[EXERCISE GOAL] Exactly reproduce the entries, dropping any pictures from your copy.

%%

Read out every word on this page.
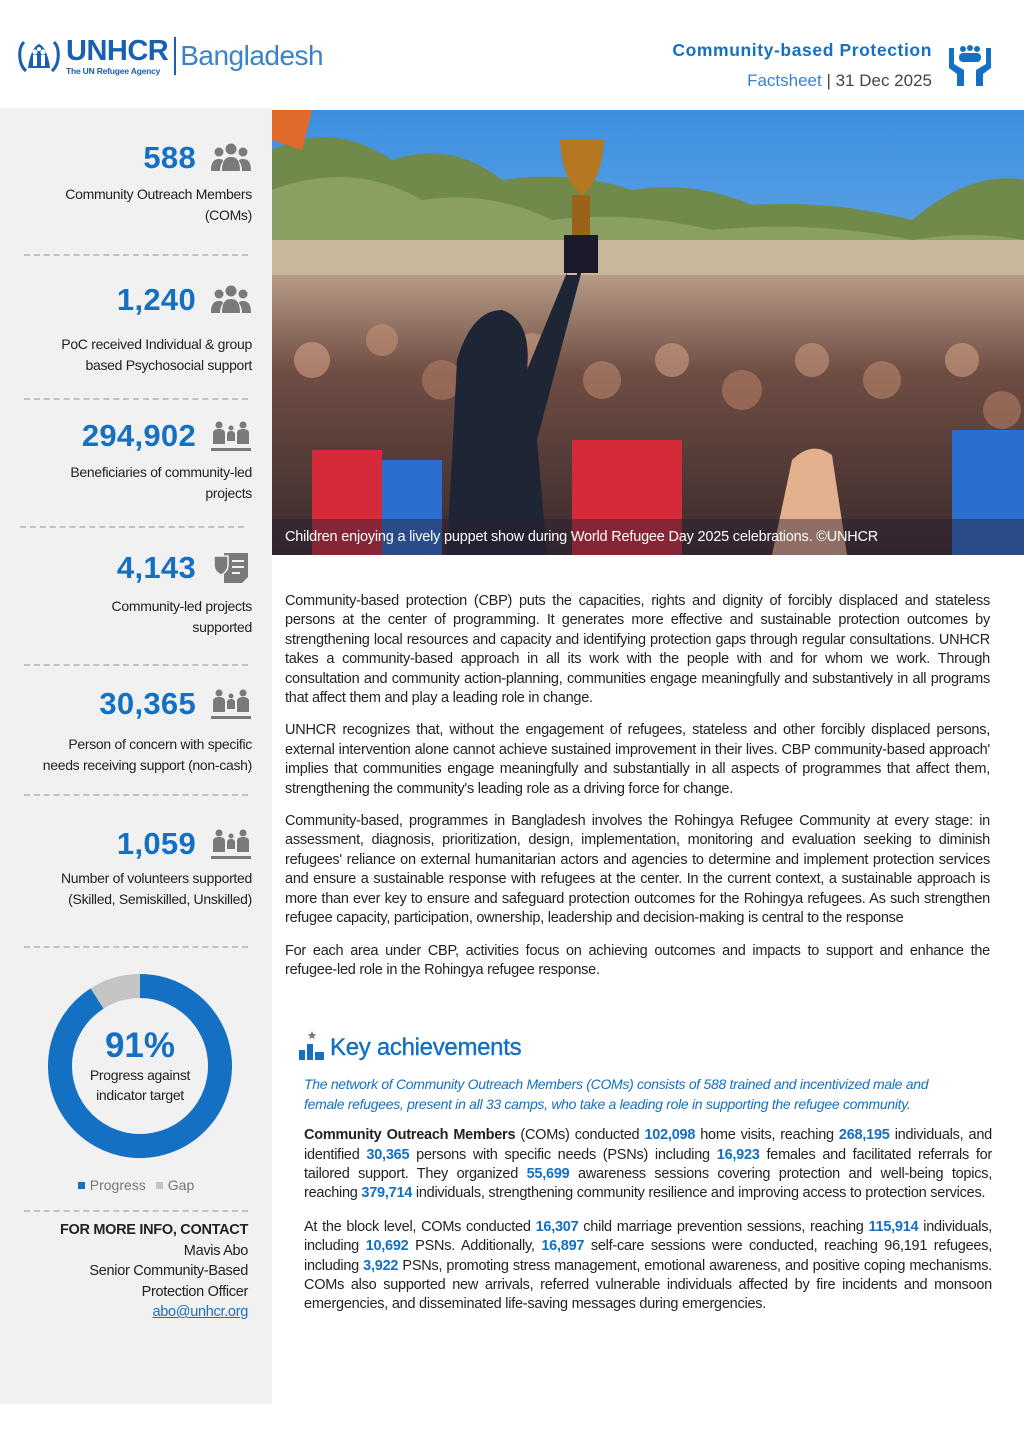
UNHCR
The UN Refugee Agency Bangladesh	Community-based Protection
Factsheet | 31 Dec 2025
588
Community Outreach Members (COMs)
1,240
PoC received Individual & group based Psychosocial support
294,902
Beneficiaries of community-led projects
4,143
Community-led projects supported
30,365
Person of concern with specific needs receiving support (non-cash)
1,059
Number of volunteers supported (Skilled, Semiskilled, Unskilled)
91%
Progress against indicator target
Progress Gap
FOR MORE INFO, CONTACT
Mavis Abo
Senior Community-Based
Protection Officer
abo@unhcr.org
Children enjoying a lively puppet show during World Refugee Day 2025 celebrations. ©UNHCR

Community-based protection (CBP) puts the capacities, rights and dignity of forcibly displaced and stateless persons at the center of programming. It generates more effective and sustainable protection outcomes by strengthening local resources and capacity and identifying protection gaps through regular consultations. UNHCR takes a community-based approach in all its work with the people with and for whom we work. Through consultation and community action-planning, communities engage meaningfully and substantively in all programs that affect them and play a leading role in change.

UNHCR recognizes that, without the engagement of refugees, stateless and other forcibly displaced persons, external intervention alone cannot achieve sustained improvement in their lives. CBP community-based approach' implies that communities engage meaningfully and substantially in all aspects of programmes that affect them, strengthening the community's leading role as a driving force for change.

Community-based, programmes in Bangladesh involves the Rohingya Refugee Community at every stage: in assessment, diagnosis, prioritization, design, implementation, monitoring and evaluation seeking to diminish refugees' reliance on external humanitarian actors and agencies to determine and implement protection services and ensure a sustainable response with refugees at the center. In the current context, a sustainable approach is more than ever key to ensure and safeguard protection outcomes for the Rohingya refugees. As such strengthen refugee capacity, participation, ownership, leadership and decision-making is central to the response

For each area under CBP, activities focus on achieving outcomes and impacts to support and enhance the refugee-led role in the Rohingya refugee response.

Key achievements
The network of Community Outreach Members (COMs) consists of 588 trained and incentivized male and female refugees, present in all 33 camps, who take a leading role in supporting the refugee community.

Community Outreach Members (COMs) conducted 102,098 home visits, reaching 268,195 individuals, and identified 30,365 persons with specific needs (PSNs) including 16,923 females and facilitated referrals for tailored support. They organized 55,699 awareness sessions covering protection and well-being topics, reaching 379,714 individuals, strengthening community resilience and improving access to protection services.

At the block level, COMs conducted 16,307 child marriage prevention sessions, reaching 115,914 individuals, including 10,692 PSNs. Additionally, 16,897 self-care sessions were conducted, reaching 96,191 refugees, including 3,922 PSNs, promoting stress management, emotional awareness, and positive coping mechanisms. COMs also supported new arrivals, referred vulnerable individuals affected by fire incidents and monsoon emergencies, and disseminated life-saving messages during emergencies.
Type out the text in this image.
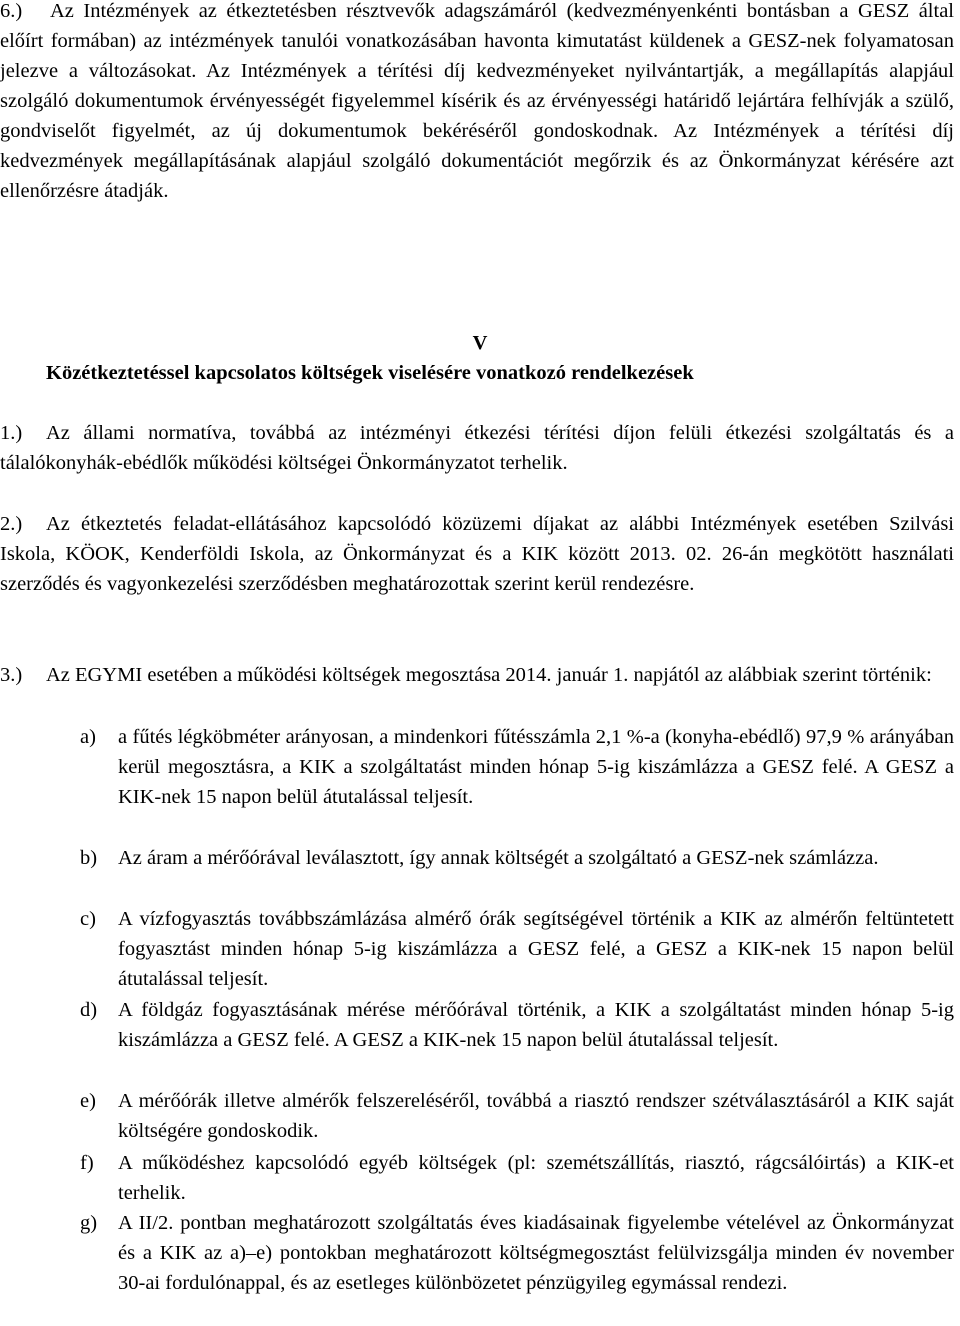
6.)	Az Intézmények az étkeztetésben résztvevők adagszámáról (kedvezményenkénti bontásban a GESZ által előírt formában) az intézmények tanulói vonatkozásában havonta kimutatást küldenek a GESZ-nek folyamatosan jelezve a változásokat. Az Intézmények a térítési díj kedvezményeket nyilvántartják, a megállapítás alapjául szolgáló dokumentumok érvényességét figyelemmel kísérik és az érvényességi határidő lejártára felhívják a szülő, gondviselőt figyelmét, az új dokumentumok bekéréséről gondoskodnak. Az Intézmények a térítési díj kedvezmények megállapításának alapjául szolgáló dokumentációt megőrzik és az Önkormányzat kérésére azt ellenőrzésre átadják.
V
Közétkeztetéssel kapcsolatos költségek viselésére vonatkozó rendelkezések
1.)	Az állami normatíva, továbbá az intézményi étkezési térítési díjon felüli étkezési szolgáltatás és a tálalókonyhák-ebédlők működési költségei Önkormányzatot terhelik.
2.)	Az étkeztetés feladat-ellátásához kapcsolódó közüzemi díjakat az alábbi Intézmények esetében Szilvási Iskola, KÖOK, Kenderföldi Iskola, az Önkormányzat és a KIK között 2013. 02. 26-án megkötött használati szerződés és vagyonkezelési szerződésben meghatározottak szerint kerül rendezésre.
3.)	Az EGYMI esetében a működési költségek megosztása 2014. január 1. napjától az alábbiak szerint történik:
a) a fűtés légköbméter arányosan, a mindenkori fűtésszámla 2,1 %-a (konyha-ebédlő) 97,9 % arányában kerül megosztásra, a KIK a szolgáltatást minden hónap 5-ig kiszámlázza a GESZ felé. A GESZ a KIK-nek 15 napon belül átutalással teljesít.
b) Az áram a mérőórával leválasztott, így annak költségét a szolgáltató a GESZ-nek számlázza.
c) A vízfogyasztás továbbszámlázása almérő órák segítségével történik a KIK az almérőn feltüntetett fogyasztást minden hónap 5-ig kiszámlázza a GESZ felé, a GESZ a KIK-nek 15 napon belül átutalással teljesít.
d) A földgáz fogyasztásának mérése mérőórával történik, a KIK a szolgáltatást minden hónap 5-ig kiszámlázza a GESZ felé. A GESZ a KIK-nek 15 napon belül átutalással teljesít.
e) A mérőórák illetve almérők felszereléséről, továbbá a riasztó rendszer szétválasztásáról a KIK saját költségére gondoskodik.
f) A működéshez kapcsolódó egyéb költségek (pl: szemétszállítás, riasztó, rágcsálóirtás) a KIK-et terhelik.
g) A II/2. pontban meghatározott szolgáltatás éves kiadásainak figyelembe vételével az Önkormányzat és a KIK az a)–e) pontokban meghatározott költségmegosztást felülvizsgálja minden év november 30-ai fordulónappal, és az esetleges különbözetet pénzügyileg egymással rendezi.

%%

[WRITTEN ANSWER]
Read out every word on this page.
UNHCR
The UN Refugee Agency Bangladesh	Community-based Protection
Factsheet | 31 Dec 2025
588
Community Outreach Members (COMs)
1,240
PoC received Individual & group based Psychosocial support
294,902
Beneficiaries of community-led projects
4,143
Community-led projects supported
30,365
Person of concern with specific needs receiving support (non-cash)
1,059
Number of volunteers supported (Skilled, Semiskilled, Unskilled)
91%
Progress against indicator target
Progress Gap
FOR MORE INFO, CONTACT
Mavis Abo
Senior Community-Based
Protection Officer
abo@unhcr.org
Children enjoying a lively puppet show during World Refugee Day 2025 celebrations. ©UNHCR

Community-based protection (CBP) puts the capacities, rights and dignity of forcibly displaced and stateless persons at the center of programming. It generates more effective and sustainable protection outcomes by strengthening local resources and capacity and identifying protection gaps through regular consultations. UNHCR takes a community-based approach in all its work with the people with and for whom we work. Through consultation and community action-planning, communities engage meaningfully and substantively in all programs that affect them and play a leading role in change.

UNHCR recognizes that, without the engagement of refugees, stateless and other forcibly displaced persons, external intervention alone cannot achieve sustained improvement in their lives. CBP community-based approach' implies that communities engage meaningfully and substantially in all aspects of programmes that affect them, strengthening the community's leading role as a driving force for change.

Community-based, programmes in Bangladesh involves the Rohingya Refugee Community at every stage: in assessment, diagnosis, prioritization, design, implementation, monitoring and evaluation seeking to diminish refugees' reliance on external humanitarian actors and agencies to determine and implement protection services and ensure a sustainable response with refugees at the center. In the current context, a sustainable approach is more than ever key to ensure and safeguard protection outcomes for the Rohingya refugees. As such strengthen refugee capacity, participation, ownership, leadership and decision-making is central to the response

For each area under CBP, activities focus on achieving outcomes and impacts to support and enhance the refugee-led role in the Rohingya refugee response.

Key achievements
The network of Community Outreach Members (COMs) consists of 588 trained and incentivized male and female refugees, present in all 33 camps, who take a leading role in supporting the refugee community.

Community Outreach Members (COMs) conducted 102,098 home visits, reaching 268,195 individuals, and identified 30,365 persons with specific needs (PSNs) including 16,923 females and facilitated referrals for tailored support. They organized 55,699 awareness sessions covering protection and well-being topics, reaching 379,714 individuals, strengthening community resilience and improving access to protection services.

At the block level, COMs conducted 16,307 child marriage prevention sessions, reaching 115,914 individuals, including 10,692 PSNs. Additionally, 16,897 self-care sessions were conducted, reaching 96,191 refugees, including 3,922 PSNs, promoting stress management, emotional awareness, and positive coping mechanisms. COMs also supported new arrivals, referred vulnerable individuals affected by fire incidents and monsoon emergencies, and disseminated life-saving messages during emergencies.
Type out the text in this image.
6.)	Az Intézmények az étkeztetésben résztvevők adagszámáról (kedvezményenkénti bontásban a GESZ által előírt formában) az intézmények tanulói vonatkozásában havonta kimutatást küldenek a GESZ-nek folyamatosan jelezve a változásokat. Az Intézmények a térítési díj kedvezményeket nyilvántartják, a megállapítás alapjául szolgáló dokumentumok érvényességét figyelemmel kísérik és az érvényességi határidő lejártára felhívják a szülő, gondviselőt figyelmét, az új dokumentumok bekéréséről gondoskodnak. Az Intézmények a térítési díj kedvezmények megállapításának alapjául szolgáló dokumentációt megőrzik és az Önkormányzat kérésére azt ellenőrzésre átadják.
V
Közétkeztetéssel kapcsolatos költségek viselésére vonatkozó rendelkezések
1.)	Az állami normatíva, továbbá az intézményi étkezési térítési díjon felüli étkezési szolgáltatás és a tálalókonyhák-ebédlők működési költségei Önkormányzatot terhelik.
2.)	Az étkeztetés feladat-ellátásához kapcsolódó közüzemi díjakat az alábbi Intézmények esetében Szilvási Iskola, KÖOK, Kenderföldi Iskola, az Önkormányzat és a KIK között 2013. 02. 26-án megkötött használati szerződés és vagyonkezelési szerződésben meghatározottak szerint kerül rendezésre.
3.)	Az EGYMI esetében a működési költségek megosztása 2014. január 1. napjától az alábbiak szerint történik:
a) a fűtés légköbméter arányosan, a mindenkori fűtésszámla 2,1 %-a (konyha-ebédlő) 97,9 % arányában kerül megosztásra, a KIK a szolgáltatást minden hónap 5-ig kiszámlázza a GESZ felé. A GESZ a KIK-nek 15 napon belül átutalással teljesít.
b) Az áram a mérőórával leválasztott, így annak költségét a szolgáltató a GESZ-nek számlázza.
c) A vízfogyasztás továbbszámlázása almérő órák segítségével történik a KIK az almérőn feltüntetett fogyasztást minden hónap 5-ig kiszámlázza a GESZ felé, a GESZ a KIK-nek 15 napon belül átutalással teljesít.
d) A földgáz fogyasztásának mérése mérőórával történik, a KIK a szolgáltatást minden hónap 5-ig kiszámlázza a GESZ felé. A GESZ a KIK-nek 15 napon belül átutalással teljesít.
e) A mérőórák illetve almérők felszereléséről, továbbá a riasztó rendszer szétválasztásáról a KIK saját költségére gondoskodik.
f) A működéshez kapcsolódó egyéb költségek (pl: szemétszállítás, riasztó, rágcsálóirtás) a KIK-et terhelik.
g) A II/2. pontban meghatározott szolgáltatás éves kiadásainak figyelembe vételével az Önkormányzat és a KIK az a)–e) pontokban meghatározott költségmegosztást felülvizsgálja minden év november 30-ai fordulónappal, és az esetleges különbözetet pénzügyileg egymással rendezi.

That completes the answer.